> **TASK DIRECTIONS**:
Look through the listing and locate every line containing the word "Output"; copy those lines.

[Records from a data collection]
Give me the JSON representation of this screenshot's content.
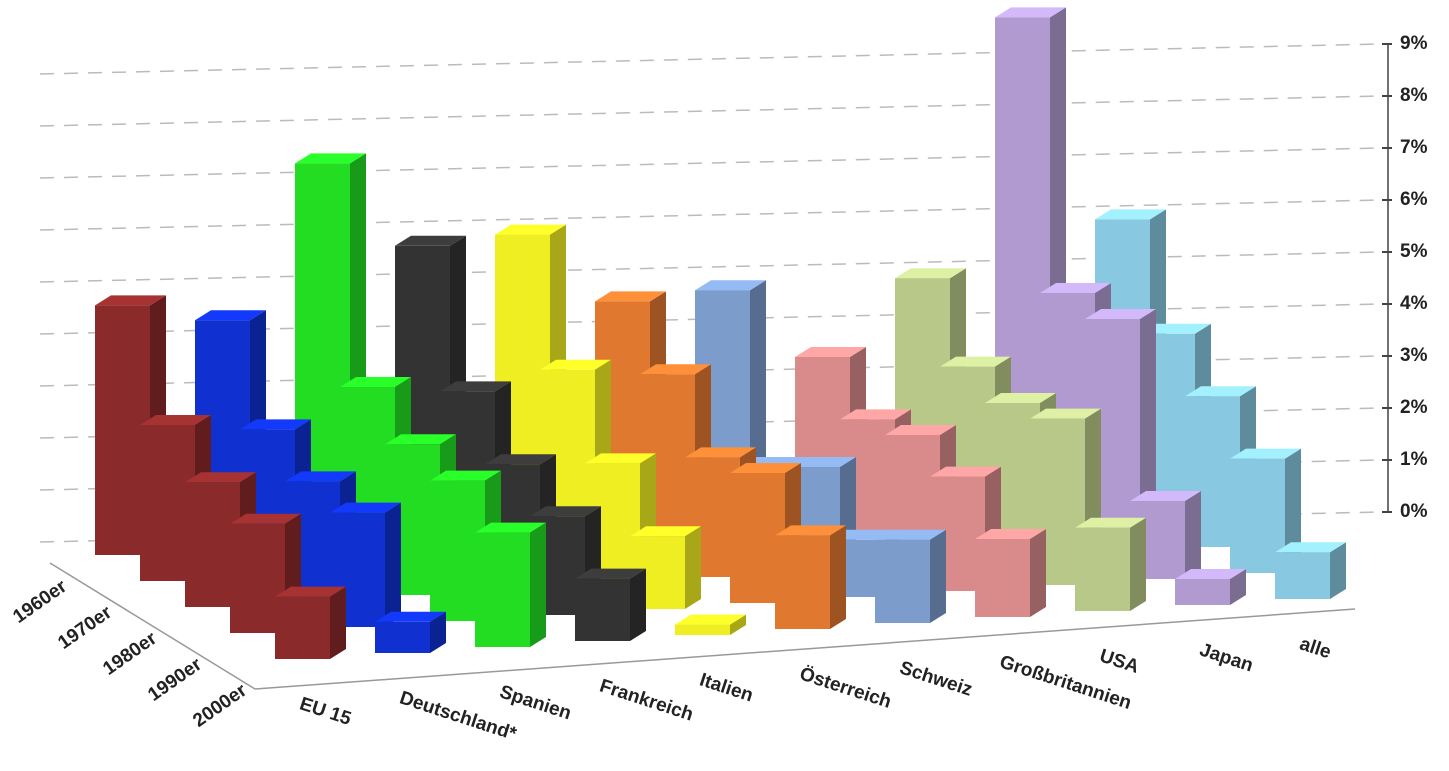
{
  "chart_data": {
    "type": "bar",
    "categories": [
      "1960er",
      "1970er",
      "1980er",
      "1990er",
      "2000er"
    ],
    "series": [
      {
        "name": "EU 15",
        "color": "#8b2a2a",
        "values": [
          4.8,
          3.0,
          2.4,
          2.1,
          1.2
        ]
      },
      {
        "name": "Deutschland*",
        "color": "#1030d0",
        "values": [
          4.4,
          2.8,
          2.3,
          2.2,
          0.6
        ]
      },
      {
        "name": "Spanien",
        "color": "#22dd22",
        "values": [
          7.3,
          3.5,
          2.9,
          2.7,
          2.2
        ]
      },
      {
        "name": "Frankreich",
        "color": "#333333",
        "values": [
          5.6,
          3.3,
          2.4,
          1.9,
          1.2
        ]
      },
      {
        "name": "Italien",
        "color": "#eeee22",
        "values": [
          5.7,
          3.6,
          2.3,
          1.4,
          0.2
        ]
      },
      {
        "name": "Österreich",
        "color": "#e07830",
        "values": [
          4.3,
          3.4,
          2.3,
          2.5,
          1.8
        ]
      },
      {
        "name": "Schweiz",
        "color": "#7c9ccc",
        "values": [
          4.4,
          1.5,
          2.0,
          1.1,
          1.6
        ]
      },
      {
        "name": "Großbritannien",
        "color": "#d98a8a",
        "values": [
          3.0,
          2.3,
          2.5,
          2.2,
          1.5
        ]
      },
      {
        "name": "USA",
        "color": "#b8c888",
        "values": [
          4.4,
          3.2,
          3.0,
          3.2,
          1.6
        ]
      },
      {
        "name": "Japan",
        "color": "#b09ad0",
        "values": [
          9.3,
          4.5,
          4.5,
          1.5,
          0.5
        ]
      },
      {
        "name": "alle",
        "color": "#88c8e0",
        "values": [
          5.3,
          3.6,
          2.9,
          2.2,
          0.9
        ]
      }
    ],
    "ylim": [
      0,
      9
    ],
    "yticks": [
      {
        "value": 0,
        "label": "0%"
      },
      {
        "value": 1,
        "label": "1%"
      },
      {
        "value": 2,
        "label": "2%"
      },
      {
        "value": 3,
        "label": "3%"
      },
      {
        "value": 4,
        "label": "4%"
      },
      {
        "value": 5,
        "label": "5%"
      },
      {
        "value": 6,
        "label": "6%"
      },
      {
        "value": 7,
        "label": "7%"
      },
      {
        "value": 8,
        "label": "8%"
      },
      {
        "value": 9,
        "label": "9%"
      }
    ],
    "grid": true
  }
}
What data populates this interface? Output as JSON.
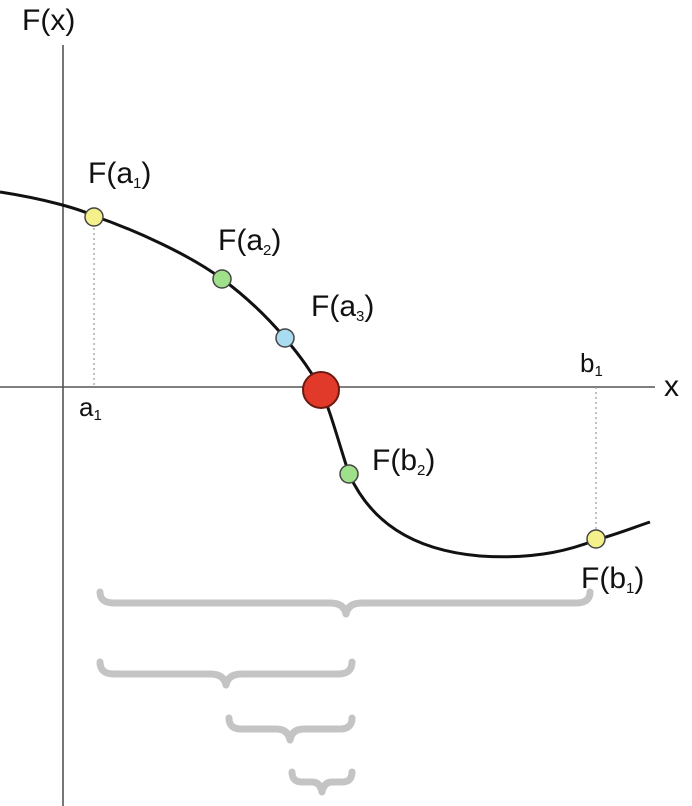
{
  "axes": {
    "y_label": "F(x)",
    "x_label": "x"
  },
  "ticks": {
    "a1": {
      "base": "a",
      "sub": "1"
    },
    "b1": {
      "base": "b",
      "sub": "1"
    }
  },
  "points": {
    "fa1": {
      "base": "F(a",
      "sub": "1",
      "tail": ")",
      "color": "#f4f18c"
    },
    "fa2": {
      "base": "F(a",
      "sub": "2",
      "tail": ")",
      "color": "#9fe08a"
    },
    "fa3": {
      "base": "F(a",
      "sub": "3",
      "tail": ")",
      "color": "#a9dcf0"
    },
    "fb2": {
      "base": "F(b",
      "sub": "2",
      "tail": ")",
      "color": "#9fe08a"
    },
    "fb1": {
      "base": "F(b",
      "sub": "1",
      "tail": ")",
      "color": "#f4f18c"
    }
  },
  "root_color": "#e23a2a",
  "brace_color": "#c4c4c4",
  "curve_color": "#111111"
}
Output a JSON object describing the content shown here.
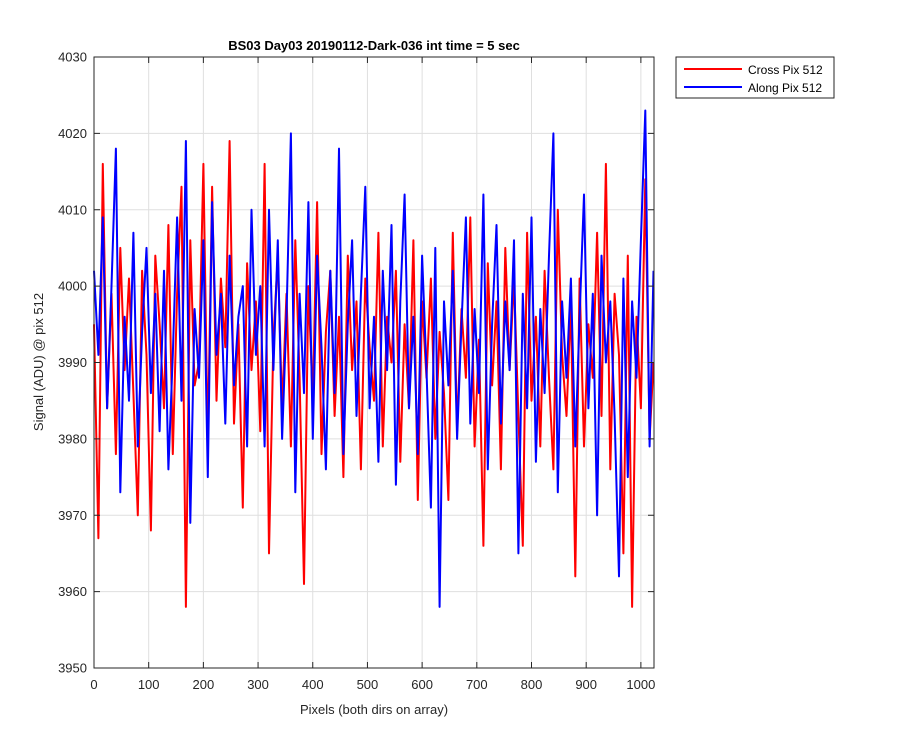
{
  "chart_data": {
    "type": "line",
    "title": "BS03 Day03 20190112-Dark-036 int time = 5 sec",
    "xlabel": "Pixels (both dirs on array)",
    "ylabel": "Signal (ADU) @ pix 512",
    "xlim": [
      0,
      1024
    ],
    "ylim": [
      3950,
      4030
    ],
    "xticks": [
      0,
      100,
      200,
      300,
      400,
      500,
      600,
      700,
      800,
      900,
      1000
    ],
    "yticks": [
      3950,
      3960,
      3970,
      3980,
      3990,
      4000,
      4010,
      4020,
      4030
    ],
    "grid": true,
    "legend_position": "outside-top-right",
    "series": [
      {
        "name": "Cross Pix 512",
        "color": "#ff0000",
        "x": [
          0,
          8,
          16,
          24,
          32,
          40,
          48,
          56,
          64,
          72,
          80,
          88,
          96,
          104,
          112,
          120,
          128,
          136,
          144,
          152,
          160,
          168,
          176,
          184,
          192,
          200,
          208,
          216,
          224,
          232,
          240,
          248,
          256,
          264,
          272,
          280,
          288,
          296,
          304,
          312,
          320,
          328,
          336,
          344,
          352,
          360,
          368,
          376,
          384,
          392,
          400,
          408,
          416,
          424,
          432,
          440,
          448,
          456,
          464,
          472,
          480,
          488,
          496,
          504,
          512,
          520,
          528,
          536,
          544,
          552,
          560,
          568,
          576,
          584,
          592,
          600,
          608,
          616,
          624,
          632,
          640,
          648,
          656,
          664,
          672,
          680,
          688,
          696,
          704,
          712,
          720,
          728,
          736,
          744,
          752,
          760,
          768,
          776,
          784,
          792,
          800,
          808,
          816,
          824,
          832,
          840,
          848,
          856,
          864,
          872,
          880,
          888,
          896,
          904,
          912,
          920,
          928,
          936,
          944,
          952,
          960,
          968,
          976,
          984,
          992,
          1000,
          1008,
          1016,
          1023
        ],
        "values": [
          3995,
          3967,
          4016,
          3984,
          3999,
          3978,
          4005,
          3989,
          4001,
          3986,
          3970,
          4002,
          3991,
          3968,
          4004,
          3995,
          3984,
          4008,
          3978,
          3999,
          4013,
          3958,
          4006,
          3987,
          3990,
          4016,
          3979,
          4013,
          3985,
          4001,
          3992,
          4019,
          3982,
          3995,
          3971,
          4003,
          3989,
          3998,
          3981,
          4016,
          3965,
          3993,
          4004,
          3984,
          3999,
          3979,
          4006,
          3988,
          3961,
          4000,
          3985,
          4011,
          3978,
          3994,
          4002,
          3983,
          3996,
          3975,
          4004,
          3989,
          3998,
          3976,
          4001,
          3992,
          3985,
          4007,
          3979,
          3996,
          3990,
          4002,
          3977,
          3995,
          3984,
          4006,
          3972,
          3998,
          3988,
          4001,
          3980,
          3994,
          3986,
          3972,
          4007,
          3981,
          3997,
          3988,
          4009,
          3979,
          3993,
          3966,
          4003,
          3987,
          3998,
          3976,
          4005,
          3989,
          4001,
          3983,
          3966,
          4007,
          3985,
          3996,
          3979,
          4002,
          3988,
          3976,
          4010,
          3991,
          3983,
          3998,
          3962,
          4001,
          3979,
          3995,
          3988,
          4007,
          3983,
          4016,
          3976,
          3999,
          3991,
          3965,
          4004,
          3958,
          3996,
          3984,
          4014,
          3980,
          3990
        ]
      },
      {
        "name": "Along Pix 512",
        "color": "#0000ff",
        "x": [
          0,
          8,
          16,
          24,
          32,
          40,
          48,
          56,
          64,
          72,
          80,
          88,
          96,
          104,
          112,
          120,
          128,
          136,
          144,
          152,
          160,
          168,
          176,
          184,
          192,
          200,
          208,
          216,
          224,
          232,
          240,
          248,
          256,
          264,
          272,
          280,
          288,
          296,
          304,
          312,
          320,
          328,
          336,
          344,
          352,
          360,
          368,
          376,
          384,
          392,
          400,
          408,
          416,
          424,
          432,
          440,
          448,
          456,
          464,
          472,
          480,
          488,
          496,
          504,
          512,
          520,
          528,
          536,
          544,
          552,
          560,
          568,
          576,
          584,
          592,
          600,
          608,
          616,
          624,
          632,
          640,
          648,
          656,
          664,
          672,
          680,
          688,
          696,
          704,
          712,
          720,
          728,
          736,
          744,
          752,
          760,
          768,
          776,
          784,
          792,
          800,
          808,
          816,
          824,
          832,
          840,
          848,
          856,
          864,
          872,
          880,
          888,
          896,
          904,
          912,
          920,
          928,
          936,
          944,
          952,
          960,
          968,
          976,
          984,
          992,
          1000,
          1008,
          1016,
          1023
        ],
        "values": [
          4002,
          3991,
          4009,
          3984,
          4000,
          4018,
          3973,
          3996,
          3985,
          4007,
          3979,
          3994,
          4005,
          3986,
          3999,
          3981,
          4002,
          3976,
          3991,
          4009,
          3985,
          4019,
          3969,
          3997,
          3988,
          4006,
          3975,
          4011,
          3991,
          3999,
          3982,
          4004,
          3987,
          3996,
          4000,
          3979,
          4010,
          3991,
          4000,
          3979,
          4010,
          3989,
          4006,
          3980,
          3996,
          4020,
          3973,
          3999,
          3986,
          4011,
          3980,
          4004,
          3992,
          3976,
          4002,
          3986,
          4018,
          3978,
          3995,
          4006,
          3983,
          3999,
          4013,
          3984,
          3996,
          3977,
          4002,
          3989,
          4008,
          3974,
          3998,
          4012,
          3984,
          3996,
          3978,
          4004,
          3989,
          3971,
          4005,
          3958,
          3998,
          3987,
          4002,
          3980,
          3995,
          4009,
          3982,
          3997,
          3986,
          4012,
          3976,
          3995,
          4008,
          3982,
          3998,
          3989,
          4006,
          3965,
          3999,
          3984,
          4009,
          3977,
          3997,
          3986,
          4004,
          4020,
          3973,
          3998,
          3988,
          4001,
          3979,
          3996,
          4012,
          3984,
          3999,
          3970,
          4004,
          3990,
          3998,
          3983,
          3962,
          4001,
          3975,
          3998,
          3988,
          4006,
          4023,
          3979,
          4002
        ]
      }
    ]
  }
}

> **ANSWER IN FULL**:
What data populates this interface? Output as JSON.
Output a JSON object describing the content shown here.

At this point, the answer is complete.